* Text segment
####

Optimization Topics

From Wiki**3

Compiladores
Introdução ao Desenvolvimento de Compiladores
Aspectos Teóricos de Análise Lexical
A Ferramenta Flex
Introdução à Sintaxe
Análise Sintáctica Descendente
Gramáticas Atributivas
A Ferramenta YACC
Análise Sintáctica Ascendente
Análise Semântica
Geração de Código
Tópicos de Optimização

Basic Blocks

Instruction sequence where control flow starts at the first instruction and ends at the last, without jumps (except at the last instruction).

Transformations within a basic block maintain the block semantics (considered as an atomic entity).

Optimization Levels

Compiler optimization is an essential process in compiler design that enhances program performance by minimizing execution time, memory consumption, and other metrics. Various optimization techniques can be employed at different stages of the compilation process, such as user, generic, peephole, local, inter-block, and global optimization. Each optimization level has a different focus, ranging from specific user algorithms to the entire code structure, aiming to streamline the execution process and make the compiled code as efficient as possible.

####

Entries for boxed elements:
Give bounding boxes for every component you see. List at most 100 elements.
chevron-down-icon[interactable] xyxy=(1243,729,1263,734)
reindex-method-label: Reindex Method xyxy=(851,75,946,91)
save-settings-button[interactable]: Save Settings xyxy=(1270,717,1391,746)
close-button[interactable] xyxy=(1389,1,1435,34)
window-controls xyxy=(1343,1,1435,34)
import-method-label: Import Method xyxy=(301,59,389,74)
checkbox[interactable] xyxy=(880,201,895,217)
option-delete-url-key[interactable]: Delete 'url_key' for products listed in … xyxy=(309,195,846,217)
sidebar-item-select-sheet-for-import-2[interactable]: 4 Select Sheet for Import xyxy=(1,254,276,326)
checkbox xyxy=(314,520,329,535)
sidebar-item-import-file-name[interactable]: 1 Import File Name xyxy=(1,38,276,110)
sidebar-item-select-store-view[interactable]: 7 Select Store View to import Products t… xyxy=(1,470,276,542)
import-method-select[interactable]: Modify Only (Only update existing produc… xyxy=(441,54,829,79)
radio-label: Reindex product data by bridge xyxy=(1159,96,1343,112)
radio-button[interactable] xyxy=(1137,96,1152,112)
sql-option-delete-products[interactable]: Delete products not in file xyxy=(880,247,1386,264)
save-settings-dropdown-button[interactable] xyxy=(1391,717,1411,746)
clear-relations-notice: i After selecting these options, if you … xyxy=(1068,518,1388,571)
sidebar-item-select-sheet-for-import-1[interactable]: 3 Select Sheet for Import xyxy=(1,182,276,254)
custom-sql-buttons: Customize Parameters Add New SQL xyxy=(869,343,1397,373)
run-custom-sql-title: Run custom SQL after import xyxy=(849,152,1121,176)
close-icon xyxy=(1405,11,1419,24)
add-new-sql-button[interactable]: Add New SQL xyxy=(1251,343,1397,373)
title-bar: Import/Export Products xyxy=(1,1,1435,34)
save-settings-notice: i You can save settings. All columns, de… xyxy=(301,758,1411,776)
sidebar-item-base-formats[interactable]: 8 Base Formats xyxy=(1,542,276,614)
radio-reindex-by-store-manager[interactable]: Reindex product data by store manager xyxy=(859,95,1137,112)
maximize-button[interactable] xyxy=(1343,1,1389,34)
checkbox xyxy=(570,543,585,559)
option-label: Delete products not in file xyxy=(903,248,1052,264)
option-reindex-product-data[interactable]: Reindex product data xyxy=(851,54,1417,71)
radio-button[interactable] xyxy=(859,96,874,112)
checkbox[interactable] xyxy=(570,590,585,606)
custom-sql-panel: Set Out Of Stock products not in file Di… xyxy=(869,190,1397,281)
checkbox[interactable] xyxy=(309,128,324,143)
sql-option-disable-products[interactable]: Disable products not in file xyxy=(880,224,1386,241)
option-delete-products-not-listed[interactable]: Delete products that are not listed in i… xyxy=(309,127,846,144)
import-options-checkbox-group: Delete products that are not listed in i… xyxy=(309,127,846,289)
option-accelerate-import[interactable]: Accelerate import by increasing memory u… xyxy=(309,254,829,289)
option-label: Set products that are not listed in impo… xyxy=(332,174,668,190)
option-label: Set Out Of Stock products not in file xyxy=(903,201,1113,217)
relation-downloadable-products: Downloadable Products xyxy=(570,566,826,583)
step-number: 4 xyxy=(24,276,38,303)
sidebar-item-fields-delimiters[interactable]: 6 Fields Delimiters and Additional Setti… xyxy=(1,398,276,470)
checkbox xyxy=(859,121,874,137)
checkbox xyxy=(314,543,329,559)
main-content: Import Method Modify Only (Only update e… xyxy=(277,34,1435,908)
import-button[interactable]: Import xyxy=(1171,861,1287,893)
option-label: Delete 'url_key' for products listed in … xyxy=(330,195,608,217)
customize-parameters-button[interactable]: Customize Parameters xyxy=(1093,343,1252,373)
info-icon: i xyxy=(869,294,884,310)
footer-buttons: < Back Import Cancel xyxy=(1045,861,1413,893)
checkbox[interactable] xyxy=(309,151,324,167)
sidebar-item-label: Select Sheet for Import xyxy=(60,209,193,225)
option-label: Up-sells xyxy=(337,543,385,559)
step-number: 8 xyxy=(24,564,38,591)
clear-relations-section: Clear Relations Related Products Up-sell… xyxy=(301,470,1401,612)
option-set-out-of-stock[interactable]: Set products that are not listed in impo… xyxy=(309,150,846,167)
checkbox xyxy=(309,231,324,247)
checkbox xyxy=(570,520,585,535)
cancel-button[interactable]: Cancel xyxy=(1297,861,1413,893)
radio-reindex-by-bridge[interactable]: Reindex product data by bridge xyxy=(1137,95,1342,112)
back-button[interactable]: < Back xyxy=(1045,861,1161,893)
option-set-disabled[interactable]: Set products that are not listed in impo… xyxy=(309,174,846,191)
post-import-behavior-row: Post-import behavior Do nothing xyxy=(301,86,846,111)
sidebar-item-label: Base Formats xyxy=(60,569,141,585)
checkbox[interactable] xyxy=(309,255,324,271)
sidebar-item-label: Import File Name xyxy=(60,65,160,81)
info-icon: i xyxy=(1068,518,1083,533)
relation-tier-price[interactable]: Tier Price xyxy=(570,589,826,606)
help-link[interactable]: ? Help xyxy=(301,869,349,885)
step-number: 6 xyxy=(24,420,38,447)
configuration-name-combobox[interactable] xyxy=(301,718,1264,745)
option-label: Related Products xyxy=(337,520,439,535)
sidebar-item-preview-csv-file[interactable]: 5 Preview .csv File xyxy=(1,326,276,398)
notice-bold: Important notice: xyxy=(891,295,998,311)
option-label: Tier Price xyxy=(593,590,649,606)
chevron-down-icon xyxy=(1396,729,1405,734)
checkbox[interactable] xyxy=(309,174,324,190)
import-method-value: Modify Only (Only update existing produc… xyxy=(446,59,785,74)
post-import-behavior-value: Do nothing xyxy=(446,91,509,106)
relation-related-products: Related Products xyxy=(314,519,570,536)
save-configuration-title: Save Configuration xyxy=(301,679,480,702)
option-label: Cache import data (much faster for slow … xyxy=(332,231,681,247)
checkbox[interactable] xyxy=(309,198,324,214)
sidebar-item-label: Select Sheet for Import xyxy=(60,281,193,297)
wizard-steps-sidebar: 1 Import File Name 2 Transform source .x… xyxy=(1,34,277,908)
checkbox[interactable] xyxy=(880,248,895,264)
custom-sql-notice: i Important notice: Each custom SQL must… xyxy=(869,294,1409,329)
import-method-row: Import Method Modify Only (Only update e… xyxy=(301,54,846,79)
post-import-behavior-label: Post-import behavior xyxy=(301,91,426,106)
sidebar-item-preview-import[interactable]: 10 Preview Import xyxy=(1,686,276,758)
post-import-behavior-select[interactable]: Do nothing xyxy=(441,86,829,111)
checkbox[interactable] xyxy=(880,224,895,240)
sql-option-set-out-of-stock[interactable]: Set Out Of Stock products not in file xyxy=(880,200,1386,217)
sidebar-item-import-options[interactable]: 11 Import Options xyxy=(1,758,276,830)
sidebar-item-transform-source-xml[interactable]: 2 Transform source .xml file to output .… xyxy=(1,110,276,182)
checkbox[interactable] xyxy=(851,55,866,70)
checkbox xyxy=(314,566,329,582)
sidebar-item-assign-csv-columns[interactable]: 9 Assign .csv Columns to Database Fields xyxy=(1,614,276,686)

####

* Problems to solve
a) Output the records verbatim, beginning with their first line and going on through the line that contains "checkbox xyxy=(314,520,329,535)", with both ends included.
b) Write the next part of the text on compiler optimization topics, picking up after its last sentence.
The text on compiler optimization and the records are unrelated material.

* Responses to the exercise
a)
Give bounding boxes for every component you see. List at most 100 elements.
chevron-down-icon[interactable] xyxy=(1243,729,1263,734)
reindex-method-label: Reindex Method xyxy=(851,75,946,91)
save-settings-button[interactable]: Save Settings xyxy=(1270,717,1391,746)
close-button[interactable] xyxy=(1389,1,1435,34)
window-controls xyxy=(1343,1,1435,34)
import-method-label: Import Method xyxy=(301,59,389,74)
checkbox[interactable] xyxy=(880,201,895,217)
option-delete-url-key[interactable]: Delete 'url_key' for products listed in … xyxy=(309,195,846,217)
sidebar-item-select-sheet-for-import-2[interactable]: 4 Select Sheet for Import xyxy=(1,254,276,326)
checkbox xyxy=(314,520,329,535)

b)
User: algorithm- and application-level optimizations

User-level, that is, algorithm- and application-level, optimizations are specific to a particular algorithm or application. They are usually done by the developer who writes the program and knows the algorithm's specificities and the application's behavior. These optimizations aim to rewrite or refactor the code to improve its performance, often based on knowledge of the algorithm or application. For instance, a developer could optimize a sorting algorithm by choosing the most efficient one based on the data's expected characteristics.

Generic: considers intermediate code (processor-independent)

Generic optimizations are carried out considering the intermediate code and are processor-independent. These optimizations are typically implemented in the middle-end of the compiler, after the frontend has parsed the code into an intermediate representation but before the backend generates machine code. Generic optimizations can include things like constant folding, dead code elimination, or loop optimization. Because they're not tied to a specific processor or machine architecture, these optimizations can be applied to any program being compiled.

Peephole: window over a series of consecutive instructions

Peephole optimization involves looking at a small window of consecutive instructions in the assembly or machine code and attempting to improve them. The compiler replaces these instructions with a more efficient sequence, reducing redundancy, and improving execution speed. This process could include eliminating unnecessary load and store operations, simplifying arithmetic operations, or replacing slow instructions with faster ones.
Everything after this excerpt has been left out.